(Data entries)
# # # # # # #

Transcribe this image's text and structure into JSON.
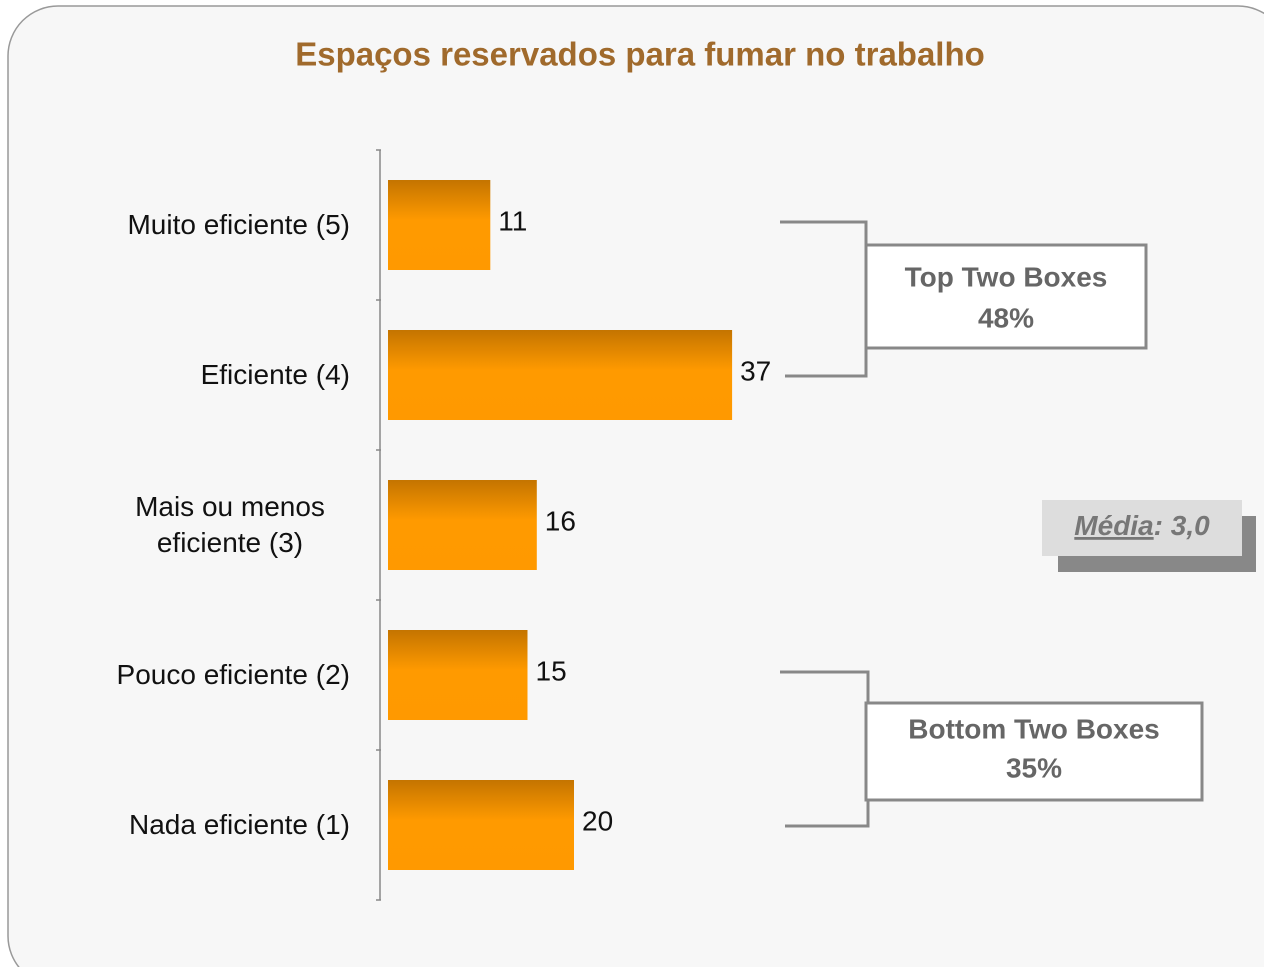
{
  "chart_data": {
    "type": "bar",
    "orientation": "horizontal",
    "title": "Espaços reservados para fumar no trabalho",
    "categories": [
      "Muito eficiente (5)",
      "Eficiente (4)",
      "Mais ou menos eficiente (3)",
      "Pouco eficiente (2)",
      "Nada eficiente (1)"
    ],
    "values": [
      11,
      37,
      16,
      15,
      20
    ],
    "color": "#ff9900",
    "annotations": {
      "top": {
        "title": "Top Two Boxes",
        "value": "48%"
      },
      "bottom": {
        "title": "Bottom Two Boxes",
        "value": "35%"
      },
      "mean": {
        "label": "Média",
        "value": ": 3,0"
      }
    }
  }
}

# # # # # # #

• **EXERCISE DESCRIPTION**:
Repeat the material above in full and unchanged, minus its images.

• **THE REPLY**:
Transcribe this image's text and structure into JSON.
{
  "chart_data": {
    "type": "bar",
    "orientation": "horizontal",
    "title": "Espaços reservados para fumar no trabalho",
    "categories": [
      "Muito eficiente (5)",
      "Eficiente (4)",
      "Mais ou menos eficiente (3)",
      "Pouco eficiente (2)",
      "Nada eficiente (1)"
    ],
    "values": [
      11,
      37,
      16,
      15,
      20
    ],
    "color": "#ff9900",
    "annotations": {
      "top": {
        "title": "Top Two Boxes",
        "value": "48%"
      },
      "bottom": {
        "title": "Bottom Two Boxes",
        "value": "35%"
      },
      "mean": {
        "label": "Média",
        "value": ": 3,0"
      }
    }
  }
}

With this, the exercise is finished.